Reproduce every entry exactly.
** Start of Recorded data **
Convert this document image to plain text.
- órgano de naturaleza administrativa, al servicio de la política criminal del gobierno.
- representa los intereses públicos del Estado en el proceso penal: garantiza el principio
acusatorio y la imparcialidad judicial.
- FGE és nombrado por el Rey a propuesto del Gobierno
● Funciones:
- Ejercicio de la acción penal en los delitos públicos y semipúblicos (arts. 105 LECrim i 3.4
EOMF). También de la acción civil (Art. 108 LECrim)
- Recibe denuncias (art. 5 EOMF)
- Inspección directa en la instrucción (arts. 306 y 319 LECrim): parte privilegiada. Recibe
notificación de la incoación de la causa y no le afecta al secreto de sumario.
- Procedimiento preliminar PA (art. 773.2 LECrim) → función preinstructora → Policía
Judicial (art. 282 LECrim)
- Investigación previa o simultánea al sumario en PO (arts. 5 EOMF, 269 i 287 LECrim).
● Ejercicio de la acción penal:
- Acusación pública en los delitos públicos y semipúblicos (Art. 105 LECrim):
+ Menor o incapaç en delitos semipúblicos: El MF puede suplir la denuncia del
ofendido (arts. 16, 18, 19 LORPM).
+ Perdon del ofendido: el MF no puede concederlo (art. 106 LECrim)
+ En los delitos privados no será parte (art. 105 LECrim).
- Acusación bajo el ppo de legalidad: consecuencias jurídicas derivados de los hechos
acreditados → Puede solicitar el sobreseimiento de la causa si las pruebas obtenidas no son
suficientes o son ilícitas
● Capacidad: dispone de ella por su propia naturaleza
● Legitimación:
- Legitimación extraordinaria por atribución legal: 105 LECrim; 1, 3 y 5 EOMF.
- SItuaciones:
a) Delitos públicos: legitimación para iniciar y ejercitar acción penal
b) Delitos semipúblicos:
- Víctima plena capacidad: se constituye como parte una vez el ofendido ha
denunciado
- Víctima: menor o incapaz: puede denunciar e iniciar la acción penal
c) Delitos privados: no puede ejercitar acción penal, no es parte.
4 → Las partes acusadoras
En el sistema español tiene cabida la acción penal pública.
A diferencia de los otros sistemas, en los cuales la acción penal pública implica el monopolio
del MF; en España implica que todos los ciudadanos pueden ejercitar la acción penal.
** End of Recorded data **
## Task answer
Convert this document image to plain text.
- órgano de naturaleza administrativa, al servicio de la política criminal del gobierno.
- representa los intereses públicos del Estado en el proceso penal: garantiza el principio
acusatorio y la imparcialidad judicial.
- FGE és nombrado por el Rey a propuesto del Gobierno
● Funciones:
- Ejercicio de la acción penal en los delitos públicos y semipúblicos (arts. 105 LECrim i 3.4
EOMF). También de la acción civil (Art. 108 LECrim)
- Recibe denuncias (art. 5 EOMF)
- Inspección directa en la instrucción (arts. 306 y 319 LECrim): parte privilegiada. Recibe
notificación de la incoación de la causa y no le afecta al secreto de sumario.
- Procedimiento preliminar PA (art. 773.2 LECrim) → función preinstructora → Policía
Judicial (art. 282 LECrim)
- Investigación previa o simultánea al sumario en PO (arts. 5 EOMF, 269 i 287 LECrim).
● Ejercicio de la acción penal:
- Acusación pública en los delitos públicos y semipúblicos (Art. 105 LECrim):
+ Menor o incapaç en delitos semipúblicos: El MF puede suplir la denuncia del
ofendido (arts. 16, 18, 19 LORPM).
+ Perdon del ofendido: el MF no puede concederlo (art. 106 LECrim)
+ En los delitos privados no será parte (art. 105 LECrim).
- Acusación bajo el ppo de legalidad: consecuencias jurídicas derivados de los hechos
acreditados → Puede solicitar el sobreseimiento de la causa si las pruebas obtenidas no son
suficientes o son ilícitas
● Capacidad: dispone de ella por su propia naturaleza
● Legitimación:
- Legitimación extraordinaria por atribución legal: 105 LECrim; 1, 3 y 5 EOMF.
- SItuaciones:
a) Delitos públicos: legitimación para iniciar y ejercitar acción penal
b) Delitos semipúblicos:
- Víctima plena capacidad: se constituye como parte una vez el ofendido ha
denunciado
- Víctima: menor o incapaz: puede denunciar e iniciar la acción penal
c) Delitos privados: no puede ejercitar acción penal, no es parte.
4 → Las partes acusadoras
En el sistema español tiene cabida la acción penal pública.
A diferencia de los otros sistemas, en los cuales la acción penal pública implica el monopolio
del MF; en España implica que todos los ciudadanos pueden ejercitar la acción penal.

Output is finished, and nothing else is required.